* START Records for this exercise *

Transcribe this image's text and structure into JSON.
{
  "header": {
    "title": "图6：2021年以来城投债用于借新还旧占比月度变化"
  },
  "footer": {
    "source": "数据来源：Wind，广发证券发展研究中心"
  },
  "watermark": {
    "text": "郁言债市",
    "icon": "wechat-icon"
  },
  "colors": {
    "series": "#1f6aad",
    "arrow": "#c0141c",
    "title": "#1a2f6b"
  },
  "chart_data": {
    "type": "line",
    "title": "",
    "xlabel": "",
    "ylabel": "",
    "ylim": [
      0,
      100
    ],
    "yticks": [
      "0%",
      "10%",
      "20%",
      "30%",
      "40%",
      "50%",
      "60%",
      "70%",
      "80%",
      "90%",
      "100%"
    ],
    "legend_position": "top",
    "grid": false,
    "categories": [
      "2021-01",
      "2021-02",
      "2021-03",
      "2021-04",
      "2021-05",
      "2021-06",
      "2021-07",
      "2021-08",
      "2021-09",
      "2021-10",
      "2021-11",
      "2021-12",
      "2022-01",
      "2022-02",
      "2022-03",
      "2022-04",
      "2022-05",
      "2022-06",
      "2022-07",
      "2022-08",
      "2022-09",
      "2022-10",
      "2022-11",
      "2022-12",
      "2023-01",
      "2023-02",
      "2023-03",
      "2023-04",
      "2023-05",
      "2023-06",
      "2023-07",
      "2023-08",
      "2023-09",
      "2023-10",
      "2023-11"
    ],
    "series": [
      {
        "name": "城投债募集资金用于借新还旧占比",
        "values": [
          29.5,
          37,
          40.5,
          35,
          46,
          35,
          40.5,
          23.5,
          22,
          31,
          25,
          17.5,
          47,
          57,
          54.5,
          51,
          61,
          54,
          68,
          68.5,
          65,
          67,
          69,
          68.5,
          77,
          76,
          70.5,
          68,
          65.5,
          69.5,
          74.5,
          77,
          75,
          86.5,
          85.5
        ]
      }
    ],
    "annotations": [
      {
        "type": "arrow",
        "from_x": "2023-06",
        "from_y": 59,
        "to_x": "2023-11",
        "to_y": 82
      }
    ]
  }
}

* END Records for this exercise *

Short problem: Each entry above is to be set down again in exactly the same words.

Response to the exercise:
Transcribe this image's text and structure into JSON.
{
  "header": {
    "title": "图6：2021年以来城投债用于借新还旧占比月度变化"
  },
  "footer": {
    "source": "数据来源：Wind，广发证券发展研究中心"
  },
  "watermark": {
    "text": "郁言债市",
    "icon": "wechat-icon"
  },
  "colors": {
    "series": "#1f6aad",
    "arrow": "#c0141c",
    "title": "#1a2f6b"
  },
  "chart_data": {
    "type": "line",
    "title": "",
    "xlabel": "",
    "ylabel": "",
    "ylim": [
      0,
      100
    ],
    "yticks": [
      "0%",
      "10%",
      "20%",
      "30%",
      "40%",
      "50%",
      "60%",
      "70%",
      "80%",
      "90%",
      "100%"
    ],
    "legend_position": "top",
    "grid": false,
    "categories": [
      "2021-01",
      "2021-02",
      "2021-03",
      "2021-04",
      "2021-05",
      "2021-06",
      "2021-07",
      "2021-08",
      "2021-09",
      "2021-10",
      "2021-11",
      "2021-12",
      "2022-01",
      "2022-02",
      "2022-03",
      "2022-04",
      "2022-05",
      "2022-06",
      "2022-07",
      "2022-08",
      "2022-09",
      "2022-10",
      "2022-11",
      "2022-12",
      "2023-01",
      "2023-02",
      "2023-03",
      "2023-04",
      "2023-05",
      "2023-06",
      "2023-07",
      "2023-08",
      "2023-09",
      "2023-10",
      "2023-11"
    ],
    "series": [
      {
        "name": "城投债募集资金用于借新还旧占比",
        "values": [
          29.5,
          37,
          40.5,
          35,
          46,
          35,
          40.5,
          23.5,
          22,
          31,
          25,
          17.5,
          47,
          57,
          54.5,
          51,
          61,
          54,
          68,
          68.5,
          65,
          67,
          69,
          68.5,
          77,
          76,
          70.5,
          68,
          65.5,
          69.5,
          74.5,
          77,
          75,
          86.5,
          85.5
        ]
      }
    ],
    "annotations": [
      {
        "type": "arrow",
        "from_x": "2023-06",
        "from_y": 59,
        "to_x": "2023-11",
        "to_y": 82
      }
    ]
  }
}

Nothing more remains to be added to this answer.